What is expected
Would you repeat the listing exactly but omit every picture?
--- begin ---
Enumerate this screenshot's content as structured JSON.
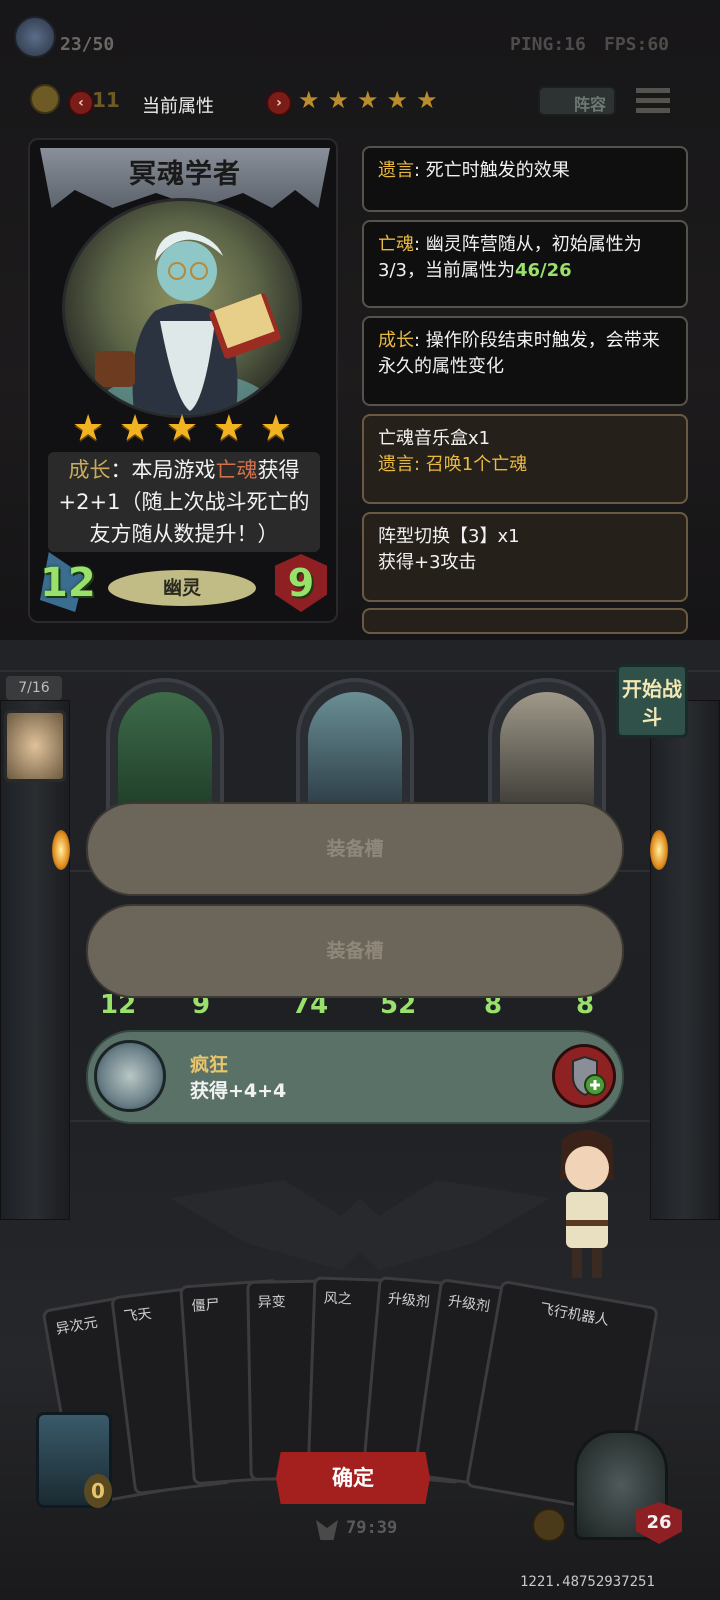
{
  "hud": {
    "capacity": "23/50",
    "ping": "PING:16",
    "fps": "FPS:60",
    "gold_suffix": "11",
    "lineup_label": "阵容"
  },
  "attr_panel": {
    "title": "当前属性",
    "star_count": 5
  },
  "card": {
    "name": "冥魂学者",
    "stars": 5,
    "desc_parts": {
      "p1": "成长",
      "p2": "：本局游戏",
      "p3": "亡魂",
      "p4": "获得+2+1（随上次战斗死亡的友方随从数提升！）"
    },
    "attack": "12",
    "health": "9",
    "tribe": "幽灵"
  },
  "tooltips": [
    {
      "key": "遗言",
      "text": ": 死亡时触发的效果"
    },
    {
      "key": "亡魂",
      "text": ": 幽灵阵营随从，初始属性为3/3，当前属性为",
      "num": "46/26"
    },
    {
      "key": "成长",
      "text": ": 操作阶段结束时触发，会带来永久的属性变化"
    },
    {
      "title": "亡魂音乐盒x1",
      "key": "遗言",
      "text": ": 召唤1个亡魂"
    },
    {
      "title": "阵型切换【3】x1",
      "text": "获得+3攻击"
    }
  ],
  "board": {
    "round": "7/16",
    "start_button": "开始战斗",
    "minion_stats": [
      {
        "atk": "12",
        "hp": "9"
      },
      {
        "atk": "74",
        "hp": "52"
      },
      {
        "atk": "8",
        "hp": "8"
      }
    ]
  },
  "slots": {
    "slot1": "装备槽",
    "slot2": "装备槽"
  },
  "equipment": {
    "name": "疯狂",
    "desc": "获得+4+4"
  },
  "hand": {
    "cards": [
      "异次元",
      "飞天",
      "僵尸",
      "异变",
      "风之",
      "升级剂",
      "升级剂",
      "飞行机器人"
    ],
    "confirm": "确定",
    "timer": "79:39",
    "deck_count": "0",
    "hero_hp": "26"
  },
  "debug_value": "1221.48752937251",
  "colors": {
    "accent_gold": "#e8b940",
    "stat_green": "#9ae16b",
    "confirm_red": "#a3201f"
  }
}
--- end ---
Response to this task
Enumerate this screenshot's content as structured JSON.
{
  "hud": {
    "capacity": "23/50",
    "ping": "PING:16",
    "fps": "FPS:60",
    "gold_suffix": "11",
    "lineup_label": "阵容"
  },
  "attr_panel": {
    "title": "当前属性",
    "star_count": 5
  },
  "card": {
    "name": "冥魂学者",
    "stars": 5,
    "desc_parts": {
      "p1": "成长",
      "p2": "：本局游戏",
      "p3": "亡魂",
      "p4": "获得+2+1（随上次战斗死亡的友方随从数提升！）"
    },
    "attack": "12",
    "health": "9",
    "tribe": "幽灵"
  },
  "tooltips": [
    {
      "key": "遗言",
      "text": ": 死亡时触发的效果"
    },
    {
      "key": "亡魂",
      "text": ": 幽灵阵营随从，初始属性为3/3，当前属性为",
      "num": "46/26"
    },
    {
      "key": "成长",
      "text": ": 操作阶段结束时触发，会带来永久的属性变化"
    },
    {
      "title": "亡魂音乐盒x1",
      "key": "遗言",
      "text": ": 召唤1个亡魂"
    },
    {
      "title": "阵型切换【3】x1",
      "text": "获得+3攻击"
    }
  ],
  "board": {
    "round": "7/16",
    "start_button": "开始战斗",
    "minion_stats": [
      {
        "atk": "12",
        "hp": "9"
      },
      {
        "atk": "74",
        "hp": "52"
      },
      {
        "atk": "8",
        "hp": "8"
      }
    ]
  },
  "slots": {
    "slot1": "装备槽",
    "slot2": "装备槽"
  },
  "equipment": {
    "name": "疯狂",
    "desc": "获得+4+4"
  },
  "hand": {
    "cards": [
      "异次元",
      "飞天",
      "僵尸",
      "异变",
      "风之",
      "升级剂",
      "升级剂",
      "飞行机器人"
    ],
    "confirm": "确定",
    "timer": "79:39",
    "deck_count": "0",
    "hero_hp": "26"
  },
  "debug_value": "1221.48752937251",
  "colors": {
    "accent_gold": "#e8b940",
    "stat_green": "#9ae16b",
    "confirm_red": "#a3201f"
  }
}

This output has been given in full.